Go through the entries below and count the lines holding the word "this". Reply with only the number, please.

^^^^^^^^^^^^^^^^

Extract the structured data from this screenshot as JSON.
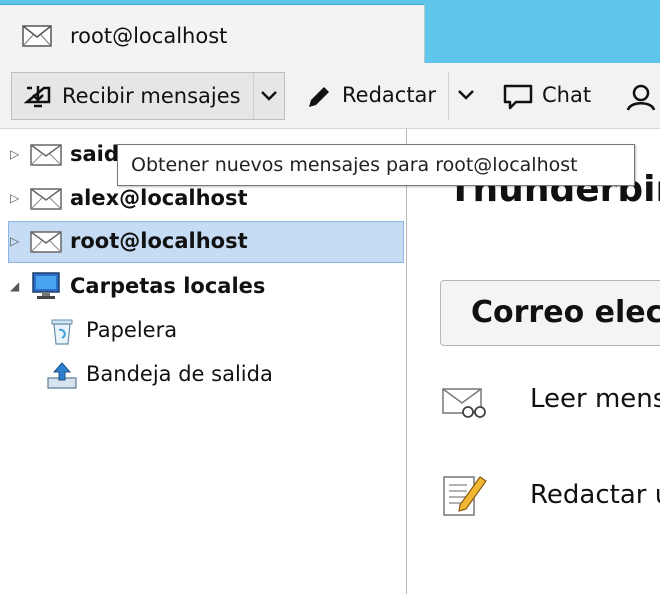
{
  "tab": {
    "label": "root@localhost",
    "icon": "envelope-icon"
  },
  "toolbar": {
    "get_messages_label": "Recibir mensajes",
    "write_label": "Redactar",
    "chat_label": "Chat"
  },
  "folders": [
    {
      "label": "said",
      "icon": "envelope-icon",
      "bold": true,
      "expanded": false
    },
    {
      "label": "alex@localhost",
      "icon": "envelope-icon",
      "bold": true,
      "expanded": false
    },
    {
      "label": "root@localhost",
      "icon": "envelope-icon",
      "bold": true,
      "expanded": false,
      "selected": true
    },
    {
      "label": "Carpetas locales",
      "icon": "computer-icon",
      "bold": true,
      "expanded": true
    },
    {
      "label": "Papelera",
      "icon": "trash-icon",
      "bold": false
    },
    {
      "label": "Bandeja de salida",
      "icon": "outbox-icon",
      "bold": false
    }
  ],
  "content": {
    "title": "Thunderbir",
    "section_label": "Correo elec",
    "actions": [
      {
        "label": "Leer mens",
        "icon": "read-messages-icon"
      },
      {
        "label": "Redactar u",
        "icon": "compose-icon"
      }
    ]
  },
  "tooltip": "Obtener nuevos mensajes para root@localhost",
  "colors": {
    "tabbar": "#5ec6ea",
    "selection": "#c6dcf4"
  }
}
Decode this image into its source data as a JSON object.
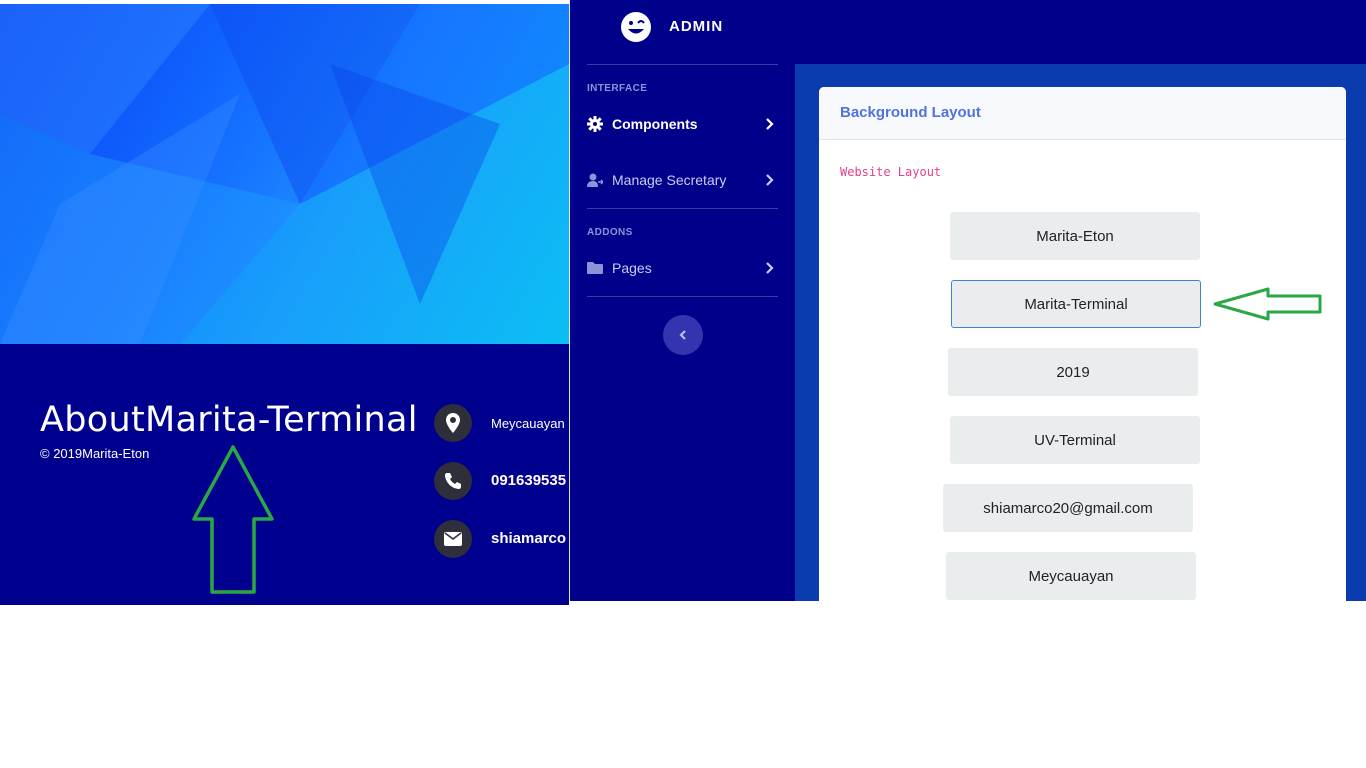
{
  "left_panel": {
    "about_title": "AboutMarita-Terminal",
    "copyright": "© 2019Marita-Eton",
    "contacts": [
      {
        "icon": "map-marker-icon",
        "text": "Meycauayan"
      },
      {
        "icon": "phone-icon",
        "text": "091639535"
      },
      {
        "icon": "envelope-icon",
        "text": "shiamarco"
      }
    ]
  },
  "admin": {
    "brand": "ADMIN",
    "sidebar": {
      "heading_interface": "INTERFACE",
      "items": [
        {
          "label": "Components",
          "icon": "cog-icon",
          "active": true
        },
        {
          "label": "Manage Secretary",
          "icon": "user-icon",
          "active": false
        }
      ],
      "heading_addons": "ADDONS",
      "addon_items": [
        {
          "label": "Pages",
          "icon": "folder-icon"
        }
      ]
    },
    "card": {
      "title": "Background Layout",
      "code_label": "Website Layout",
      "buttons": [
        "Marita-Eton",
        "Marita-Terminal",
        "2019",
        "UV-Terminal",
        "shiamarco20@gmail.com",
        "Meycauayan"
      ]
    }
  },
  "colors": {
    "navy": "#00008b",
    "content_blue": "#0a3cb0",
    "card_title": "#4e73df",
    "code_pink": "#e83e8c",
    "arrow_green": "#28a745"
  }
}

^^^^^^^^^^^^^^^^

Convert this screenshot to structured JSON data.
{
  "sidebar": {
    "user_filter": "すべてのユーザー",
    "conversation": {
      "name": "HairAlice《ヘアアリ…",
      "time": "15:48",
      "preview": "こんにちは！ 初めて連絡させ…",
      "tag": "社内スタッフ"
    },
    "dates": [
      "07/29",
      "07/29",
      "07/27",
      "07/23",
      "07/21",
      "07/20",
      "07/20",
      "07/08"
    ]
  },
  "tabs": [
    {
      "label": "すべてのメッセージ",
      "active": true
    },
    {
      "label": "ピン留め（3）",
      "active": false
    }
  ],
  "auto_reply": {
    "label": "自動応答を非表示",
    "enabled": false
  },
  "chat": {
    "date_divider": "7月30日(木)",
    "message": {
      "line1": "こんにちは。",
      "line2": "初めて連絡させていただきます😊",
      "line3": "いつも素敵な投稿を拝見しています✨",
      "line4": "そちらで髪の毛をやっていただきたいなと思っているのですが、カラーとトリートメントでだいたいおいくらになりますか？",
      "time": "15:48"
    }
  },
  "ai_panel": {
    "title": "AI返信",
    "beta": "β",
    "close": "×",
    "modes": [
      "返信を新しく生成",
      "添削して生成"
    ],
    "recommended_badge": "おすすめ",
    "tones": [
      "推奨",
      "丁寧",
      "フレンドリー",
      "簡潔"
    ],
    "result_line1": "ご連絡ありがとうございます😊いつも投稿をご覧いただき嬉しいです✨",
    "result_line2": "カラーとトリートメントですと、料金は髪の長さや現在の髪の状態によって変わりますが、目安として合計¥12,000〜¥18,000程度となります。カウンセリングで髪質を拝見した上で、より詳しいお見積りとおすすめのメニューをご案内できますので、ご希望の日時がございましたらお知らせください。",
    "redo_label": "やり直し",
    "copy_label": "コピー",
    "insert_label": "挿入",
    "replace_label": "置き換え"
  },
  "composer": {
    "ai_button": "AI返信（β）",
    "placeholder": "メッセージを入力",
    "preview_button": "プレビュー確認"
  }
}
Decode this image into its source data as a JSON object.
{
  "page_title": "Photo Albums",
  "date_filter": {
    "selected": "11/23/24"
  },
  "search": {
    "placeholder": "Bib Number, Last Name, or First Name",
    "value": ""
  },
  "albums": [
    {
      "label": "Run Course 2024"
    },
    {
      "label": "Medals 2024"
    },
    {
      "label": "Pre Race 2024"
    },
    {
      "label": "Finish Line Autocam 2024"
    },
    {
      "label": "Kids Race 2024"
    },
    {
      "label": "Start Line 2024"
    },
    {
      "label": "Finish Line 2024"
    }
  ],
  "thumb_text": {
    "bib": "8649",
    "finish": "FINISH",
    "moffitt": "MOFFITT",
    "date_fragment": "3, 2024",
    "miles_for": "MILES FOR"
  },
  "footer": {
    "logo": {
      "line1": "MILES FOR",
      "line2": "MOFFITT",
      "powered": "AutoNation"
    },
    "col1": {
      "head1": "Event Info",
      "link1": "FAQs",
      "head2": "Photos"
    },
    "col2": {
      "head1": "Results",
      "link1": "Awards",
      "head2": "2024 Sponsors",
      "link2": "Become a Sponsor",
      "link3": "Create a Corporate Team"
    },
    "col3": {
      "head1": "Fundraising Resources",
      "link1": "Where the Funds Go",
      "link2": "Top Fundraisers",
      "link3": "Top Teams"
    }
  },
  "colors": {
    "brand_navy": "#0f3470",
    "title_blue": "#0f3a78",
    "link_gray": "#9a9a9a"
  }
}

^^^^^^^^^^^^^^^^

Response:
4